§ **Entries taken from a collection**:
--------------------------------
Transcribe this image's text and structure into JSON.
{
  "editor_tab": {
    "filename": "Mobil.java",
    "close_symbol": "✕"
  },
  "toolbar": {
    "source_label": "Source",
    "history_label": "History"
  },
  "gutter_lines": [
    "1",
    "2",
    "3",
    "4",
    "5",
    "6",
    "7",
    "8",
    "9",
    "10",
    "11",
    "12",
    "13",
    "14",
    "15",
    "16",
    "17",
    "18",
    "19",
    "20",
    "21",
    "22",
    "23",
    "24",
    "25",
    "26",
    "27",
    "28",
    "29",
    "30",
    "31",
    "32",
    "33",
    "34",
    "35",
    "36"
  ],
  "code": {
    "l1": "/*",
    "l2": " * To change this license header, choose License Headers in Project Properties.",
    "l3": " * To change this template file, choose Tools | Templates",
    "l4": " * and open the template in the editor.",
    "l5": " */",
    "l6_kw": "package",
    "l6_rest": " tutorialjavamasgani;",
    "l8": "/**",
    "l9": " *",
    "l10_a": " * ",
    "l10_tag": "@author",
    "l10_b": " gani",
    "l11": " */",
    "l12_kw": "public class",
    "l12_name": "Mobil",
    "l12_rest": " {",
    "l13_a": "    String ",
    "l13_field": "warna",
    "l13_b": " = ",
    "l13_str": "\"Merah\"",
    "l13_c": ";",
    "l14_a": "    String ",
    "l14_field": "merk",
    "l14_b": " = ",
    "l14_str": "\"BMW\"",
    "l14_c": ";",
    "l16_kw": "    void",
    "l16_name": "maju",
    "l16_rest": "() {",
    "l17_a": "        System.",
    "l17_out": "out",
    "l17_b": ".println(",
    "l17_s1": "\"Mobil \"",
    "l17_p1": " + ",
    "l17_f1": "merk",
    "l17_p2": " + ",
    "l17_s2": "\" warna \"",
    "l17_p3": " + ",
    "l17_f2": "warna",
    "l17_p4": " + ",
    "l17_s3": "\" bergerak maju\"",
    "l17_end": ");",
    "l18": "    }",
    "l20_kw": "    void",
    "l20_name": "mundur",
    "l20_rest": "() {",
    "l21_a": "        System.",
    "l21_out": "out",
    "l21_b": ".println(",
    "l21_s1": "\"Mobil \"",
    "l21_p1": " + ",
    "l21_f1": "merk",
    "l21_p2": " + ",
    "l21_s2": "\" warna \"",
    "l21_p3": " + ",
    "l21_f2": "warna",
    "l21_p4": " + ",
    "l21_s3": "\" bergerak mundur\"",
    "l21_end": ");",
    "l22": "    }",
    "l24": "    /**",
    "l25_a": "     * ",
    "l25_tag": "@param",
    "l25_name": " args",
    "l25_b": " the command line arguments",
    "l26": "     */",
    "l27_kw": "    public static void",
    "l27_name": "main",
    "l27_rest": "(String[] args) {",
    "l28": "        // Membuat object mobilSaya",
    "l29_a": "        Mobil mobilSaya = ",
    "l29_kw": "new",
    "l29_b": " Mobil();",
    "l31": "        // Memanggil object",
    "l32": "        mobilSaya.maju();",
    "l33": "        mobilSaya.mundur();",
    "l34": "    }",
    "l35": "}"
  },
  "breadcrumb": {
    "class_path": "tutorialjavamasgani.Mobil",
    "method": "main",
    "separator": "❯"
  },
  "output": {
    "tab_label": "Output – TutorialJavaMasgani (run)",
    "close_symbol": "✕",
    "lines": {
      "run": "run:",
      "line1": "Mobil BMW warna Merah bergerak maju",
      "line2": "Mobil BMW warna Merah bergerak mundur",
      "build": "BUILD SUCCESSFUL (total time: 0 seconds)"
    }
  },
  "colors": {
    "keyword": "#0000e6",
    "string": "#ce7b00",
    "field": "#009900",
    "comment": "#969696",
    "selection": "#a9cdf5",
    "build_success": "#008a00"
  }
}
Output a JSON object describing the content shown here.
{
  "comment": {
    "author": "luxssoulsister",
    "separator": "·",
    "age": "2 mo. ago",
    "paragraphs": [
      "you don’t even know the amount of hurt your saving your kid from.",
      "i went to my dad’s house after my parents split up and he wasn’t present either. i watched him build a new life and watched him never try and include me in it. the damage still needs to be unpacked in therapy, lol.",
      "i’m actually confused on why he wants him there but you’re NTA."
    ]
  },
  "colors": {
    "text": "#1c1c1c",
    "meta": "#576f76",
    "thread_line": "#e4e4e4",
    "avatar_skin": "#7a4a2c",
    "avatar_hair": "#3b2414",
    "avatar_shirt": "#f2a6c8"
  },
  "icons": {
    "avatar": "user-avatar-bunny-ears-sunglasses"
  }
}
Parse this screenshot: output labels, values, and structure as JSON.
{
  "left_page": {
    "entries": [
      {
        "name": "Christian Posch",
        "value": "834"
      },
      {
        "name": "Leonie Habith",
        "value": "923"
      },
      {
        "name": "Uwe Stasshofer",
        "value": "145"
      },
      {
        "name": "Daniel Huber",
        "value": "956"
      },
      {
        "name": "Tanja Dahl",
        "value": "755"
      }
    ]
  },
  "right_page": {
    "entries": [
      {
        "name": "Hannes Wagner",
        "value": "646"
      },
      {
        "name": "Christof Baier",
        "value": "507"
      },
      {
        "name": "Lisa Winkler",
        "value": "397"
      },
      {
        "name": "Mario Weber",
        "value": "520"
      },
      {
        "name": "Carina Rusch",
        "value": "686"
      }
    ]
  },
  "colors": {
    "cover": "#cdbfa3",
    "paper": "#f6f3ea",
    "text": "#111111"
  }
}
--------------------------------
§ **INSTRUCTIONS FOR THE TASK**: Write out the data exactly as it stands.

§ **ANSWER FOR THIS EXERCISE**:
Transcribe this image's text and structure into JSON.
{
  "editor_tab": {
    "filename": "Mobil.java",
    "close_symbol": "✕"
  },
  "toolbar": {
    "source_label": "Source",
    "history_label": "History"
  },
  "gutter_lines": [
    "1",
    "2",
    "3",
    "4",
    "5",
    "6",
    "7",
    "8",
    "9",
    "10",
    "11",
    "12",
    "13",
    "14",
    "15",
    "16",
    "17",
    "18",
    "19",
    "20",
    "21",
    "22",
    "23",
    "24",
    "25",
    "26",
    "27",
    "28",
    "29",
    "30",
    "31",
    "32",
    "33",
    "34",
    "35",
    "36"
  ],
  "code": {
    "l1": "/*",
    "l2": " * To change this license header, choose License Headers in Project Properties.",
    "l3": " * To change this template file, choose Tools | Templates",
    "l4": " * and open the template in the editor.",
    "l5": " */",
    "l6_kw": "package",
    "l6_rest": " tutorialjavamasgani;",
    "l8": "/**",
    "l9": " *",
    "l10_a": " * ",
    "l10_tag": "@author",
    "l10_b": " gani",
    "l11": " */",
    "l12_kw": "public class",
    "l12_name": "Mobil",
    "l12_rest": " {",
    "l13_a": "    String ",
    "l13_field": "warna",
    "l13_b": " = ",
    "l13_str": "\"Merah\"",
    "l13_c": ";",
    "l14_a": "    String ",
    "l14_field": "merk",
    "l14_b": " = ",
    "l14_str": "\"BMW\"",
    "l14_c": ";",
    "l16_kw": "    void",
    "l16_name": "maju",
    "l16_rest": "() {",
    "l17_a": "        System.",
    "l17_out": "out",
    "l17_b": ".println(",
    "l17_s1": "\"Mobil \"",
    "l17_p1": " + ",
    "l17_f1": "merk",
    "l17_p2": " + ",
    "l17_s2": "\" warna \"",
    "l17_p3": " + ",
    "l17_f2": "warna",
    "l17_p4": " + ",
    "l17_s3": "\" bergerak maju\"",
    "l17_end": ");",
    "l18": "    }",
    "l20_kw": "    void",
    "l20_name": "mundur",
    "l20_rest": "() {",
    "l21_a": "        System.",
    "l21_out": "out",
    "l21_b": ".println(",
    "l21_s1": "\"Mobil \"",
    "l21_p1": " + ",
    "l21_f1": "merk",
    "l21_p2": " + ",
    "l21_s2": "\" warna \"",
    "l21_p3": " + ",
    "l21_f2": "warna",
    "l21_p4": " + ",
    "l21_s3": "\" bergerak mundur\"",
    "l21_end": ");",
    "l22": "    }",
    "l24": "    /**",
    "l25_a": "     * ",
    "l25_tag": "@param",
    "l25_name": " args",
    "l25_b": " the command line arguments",
    "l26": "     */",
    "l27_kw": "    public static void",
    "l27_name": "main",
    "l27_rest": "(String[] args) {",
    "l28": "        // Membuat object mobilSaya",
    "l29_a": "        Mobil mobilSaya = ",
    "l29_kw": "new",
    "l29_b": " Mobil();",
    "l31": "        // Memanggil object",
    "l32": "        mobilSaya.maju();",
    "l33": "        mobilSaya.mundur();",
    "l34": "    }",
    "l35": "}"
  },
  "breadcrumb": {
    "class_path": "tutorialjavamasgani.Mobil",
    "method": "main",
    "separator": "❯"
  },
  "output": {
    "tab_label": "Output – TutorialJavaMasgani (run)",
    "close_symbol": "✕",
    "lines": {
      "run": "run:",
      "line1": "Mobil BMW warna Merah bergerak maju",
      "line2": "Mobil BMW warna Merah bergerak mundur",
      "build": "BUILD SUCCESSFUL (total time: 0 seconds)"
    }
  },
  "colors": {
    "keyword": "#0000e6",
    "string": "#ce7b00",
    "field": "#009900",
    "comment": "#969696",
    "selection": "#a9cdf5",
    "build_success": "#008a00"
  }
}
Output a JSON object describing the content shown here.
{
  "comment": {
    "author": "luxssoulsister",
    "separator": "·",
    "age": "2 mo. ago",
    "paragraphs": [
      "you don’t even know the amount of hurt your saving your kid from.",
      "i went to my dad’s house after my parents split up and he wasn’t present either. i watched him build a new life and watched him never try and include me in it. the damage still needs to be unpacked in therapy, lol.",
      "i’m actually confused on why he wants him there but you’re NTA."
    ]
  },
  "colors": {
    "text": "#1c1c1c",
    "meta": "#576f76",
    "thread_line": "#e4e4e4",
    "avatar_skin": "#7a4a2c",
    "avatar_hair": "#3b2414",
    "avatar_shirt": "#f2a6c8"
  },
  "icons": {
    "avatar": "user-avatar-bunny-ears-sunglasses"
  }
}
Parse this screenshot: output labels, values, and structure as JSON.
{
  "left_page": {
    "entries": [
      {
        "name": "Christian Posch",
        "value": "834"
      },
      {
        "name": "Leonie Habith",
        "value": "923"
      },
      {
        "name": "Uwe Stasshofer",
        "value": "145"
      },
      {
        "name": "Daniel Huber",
        "value": "956"
      },
      {
        "name": "Tanja Dahl",
        "value": "755"
      }
    ]
  },
  "right_page": {
    "entries": [
      {
        "name": "Hannes Wagner",
        "value": "646"
      },
      {
        "name": "Christof Baier",
        "value": "507"
      },
      {
        "name": "Lisa Winkler",
        "value": "397"
      },
      {
        "name": "Mario Weber",
        "value": "520"
      },
      {
        "name": "Carina Rusch",
        "value": "686"
      }
    ]
  },
  "colors": {
    "cover": "#cdbfa3",
    "paper": "#f6f3ea",
    "text": "#111111"
  }
}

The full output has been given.